El primer rector fue un viejo profesor de derecho, que lo había sido del secretario que lo nombró. Joaquín Eguia Lis tuvo claro que la institución que dirigiría en los procelosos días de la caída del antiguo régimen y la incierta inauguración de uno nuevo, que la institución recién creada debía poseer “libertad absoluta respecto del poder público” y era consciente de que su deber consistía en “procurar que la universidad funcione por sí sola tan eficazmente, que su alteza y majestad sean bastantes a imponer respeto a todo gobierno, hasta que llegue a conseguir su autonomía plena”.
La primera década de vida universitaria reprodujo la agitación que vivió el país a partir del alzamiento maderista, sólo unas semanas después de su nacimiento. Sufrió embates del conservadurismo, que consiguió la escisión de una parte de la Escuela Nacional de la Jurisprudencia, de la que en 1912 surgió la Escuela Libre de Derecho, mata de los gobernantes de hoy. Regida por un ideario avanzado, sólo en la etapa del rector José Vasconcelos, diez años después de su fundación, comenzó a dar muestra de sus alcances y trascendencia para la vida nacional. Tuvo también aliento vasconceliano la autonomía alcanzada en 1929 y reforzada en el lustro siguiente con la libertad de cátedra, uno de los pilares de la institución, entonces y ahora.

● ● ● ● ● ● ●

**Tu tarea**
Según el texto de lectura, ¿en qué año surgió la Escuela Libre de Derecho? No hace falta revisar los ítems.

**Muestras de datos**
● ● ● ● ● ● ●

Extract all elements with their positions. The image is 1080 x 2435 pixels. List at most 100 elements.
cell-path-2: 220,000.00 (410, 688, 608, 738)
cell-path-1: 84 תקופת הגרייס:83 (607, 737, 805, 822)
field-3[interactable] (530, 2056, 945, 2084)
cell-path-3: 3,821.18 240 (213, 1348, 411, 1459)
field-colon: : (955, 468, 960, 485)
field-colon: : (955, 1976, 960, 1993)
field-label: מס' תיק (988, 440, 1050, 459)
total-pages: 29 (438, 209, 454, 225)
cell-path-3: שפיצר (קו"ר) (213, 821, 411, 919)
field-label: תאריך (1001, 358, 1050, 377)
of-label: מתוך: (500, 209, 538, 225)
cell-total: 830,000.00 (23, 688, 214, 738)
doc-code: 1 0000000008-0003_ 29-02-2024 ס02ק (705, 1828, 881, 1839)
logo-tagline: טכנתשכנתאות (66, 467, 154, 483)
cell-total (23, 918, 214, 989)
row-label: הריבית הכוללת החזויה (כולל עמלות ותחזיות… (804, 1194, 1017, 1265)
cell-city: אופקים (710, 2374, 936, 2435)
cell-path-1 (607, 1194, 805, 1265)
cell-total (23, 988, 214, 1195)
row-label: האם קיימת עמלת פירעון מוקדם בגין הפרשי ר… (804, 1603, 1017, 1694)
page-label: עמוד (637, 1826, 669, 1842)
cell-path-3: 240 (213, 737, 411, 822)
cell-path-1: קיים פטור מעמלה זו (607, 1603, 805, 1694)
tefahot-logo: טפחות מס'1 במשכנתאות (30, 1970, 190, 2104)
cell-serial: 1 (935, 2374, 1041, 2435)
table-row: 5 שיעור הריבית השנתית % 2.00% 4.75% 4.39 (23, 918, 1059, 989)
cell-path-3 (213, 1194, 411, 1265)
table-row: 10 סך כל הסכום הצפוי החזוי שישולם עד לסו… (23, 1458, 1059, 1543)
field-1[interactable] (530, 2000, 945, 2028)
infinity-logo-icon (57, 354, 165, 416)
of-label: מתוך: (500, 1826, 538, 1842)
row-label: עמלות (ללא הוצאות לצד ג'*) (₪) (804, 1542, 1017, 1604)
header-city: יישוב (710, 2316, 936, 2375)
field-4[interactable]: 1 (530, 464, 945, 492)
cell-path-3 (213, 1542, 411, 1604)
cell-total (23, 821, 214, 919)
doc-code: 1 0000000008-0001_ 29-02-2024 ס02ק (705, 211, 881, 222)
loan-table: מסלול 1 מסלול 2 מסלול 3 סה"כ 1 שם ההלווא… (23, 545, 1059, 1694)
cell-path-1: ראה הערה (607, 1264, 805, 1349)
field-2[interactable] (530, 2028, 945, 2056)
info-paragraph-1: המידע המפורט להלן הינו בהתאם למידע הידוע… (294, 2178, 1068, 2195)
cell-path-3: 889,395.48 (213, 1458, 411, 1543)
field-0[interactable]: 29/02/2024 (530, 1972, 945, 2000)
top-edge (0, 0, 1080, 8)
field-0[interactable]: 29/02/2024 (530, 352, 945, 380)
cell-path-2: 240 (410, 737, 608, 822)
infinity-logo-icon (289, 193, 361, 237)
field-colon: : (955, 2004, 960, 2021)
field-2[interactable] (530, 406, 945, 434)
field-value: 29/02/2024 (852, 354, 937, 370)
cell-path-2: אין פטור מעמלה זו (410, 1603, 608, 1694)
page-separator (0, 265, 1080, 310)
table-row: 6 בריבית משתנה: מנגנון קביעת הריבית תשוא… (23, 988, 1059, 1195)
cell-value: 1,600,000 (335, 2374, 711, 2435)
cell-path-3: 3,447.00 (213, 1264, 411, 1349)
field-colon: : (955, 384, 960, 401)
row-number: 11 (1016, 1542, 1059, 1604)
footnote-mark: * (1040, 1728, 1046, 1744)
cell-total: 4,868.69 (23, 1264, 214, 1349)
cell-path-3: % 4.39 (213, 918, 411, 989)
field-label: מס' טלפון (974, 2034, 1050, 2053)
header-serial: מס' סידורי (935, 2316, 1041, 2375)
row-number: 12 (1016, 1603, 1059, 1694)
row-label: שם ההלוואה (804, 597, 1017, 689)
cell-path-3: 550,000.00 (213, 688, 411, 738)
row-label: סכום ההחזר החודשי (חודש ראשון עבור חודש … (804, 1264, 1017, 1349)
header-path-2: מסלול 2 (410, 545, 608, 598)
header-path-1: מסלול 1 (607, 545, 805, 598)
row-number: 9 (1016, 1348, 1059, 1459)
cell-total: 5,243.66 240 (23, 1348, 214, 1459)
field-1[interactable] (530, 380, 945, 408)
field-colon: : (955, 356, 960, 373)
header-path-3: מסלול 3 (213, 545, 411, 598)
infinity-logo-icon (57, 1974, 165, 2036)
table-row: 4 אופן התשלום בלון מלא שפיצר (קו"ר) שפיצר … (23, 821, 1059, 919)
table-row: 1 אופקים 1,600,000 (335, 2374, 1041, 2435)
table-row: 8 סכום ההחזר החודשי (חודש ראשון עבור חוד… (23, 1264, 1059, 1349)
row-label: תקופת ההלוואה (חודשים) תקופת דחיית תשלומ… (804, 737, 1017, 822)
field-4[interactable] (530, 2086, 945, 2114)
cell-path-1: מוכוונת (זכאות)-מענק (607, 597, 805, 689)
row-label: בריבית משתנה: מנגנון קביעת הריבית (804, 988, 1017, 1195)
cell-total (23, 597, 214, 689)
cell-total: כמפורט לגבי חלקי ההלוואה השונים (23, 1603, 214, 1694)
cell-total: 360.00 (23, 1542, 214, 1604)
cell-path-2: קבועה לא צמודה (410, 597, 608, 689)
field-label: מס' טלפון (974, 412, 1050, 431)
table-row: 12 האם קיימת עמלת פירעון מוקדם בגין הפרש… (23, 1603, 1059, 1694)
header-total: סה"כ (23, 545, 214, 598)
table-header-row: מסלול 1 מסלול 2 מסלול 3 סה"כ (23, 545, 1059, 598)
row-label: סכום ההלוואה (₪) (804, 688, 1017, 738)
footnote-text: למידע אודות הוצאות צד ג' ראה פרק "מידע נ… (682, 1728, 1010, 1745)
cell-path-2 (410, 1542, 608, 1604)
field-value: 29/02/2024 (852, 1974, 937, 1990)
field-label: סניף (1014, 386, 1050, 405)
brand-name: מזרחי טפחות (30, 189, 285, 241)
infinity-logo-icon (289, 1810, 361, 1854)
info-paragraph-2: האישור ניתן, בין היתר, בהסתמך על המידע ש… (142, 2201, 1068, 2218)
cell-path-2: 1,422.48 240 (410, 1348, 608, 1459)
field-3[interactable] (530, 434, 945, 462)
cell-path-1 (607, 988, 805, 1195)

● ● ● ● ● ● ●

**Solución**
En 1912.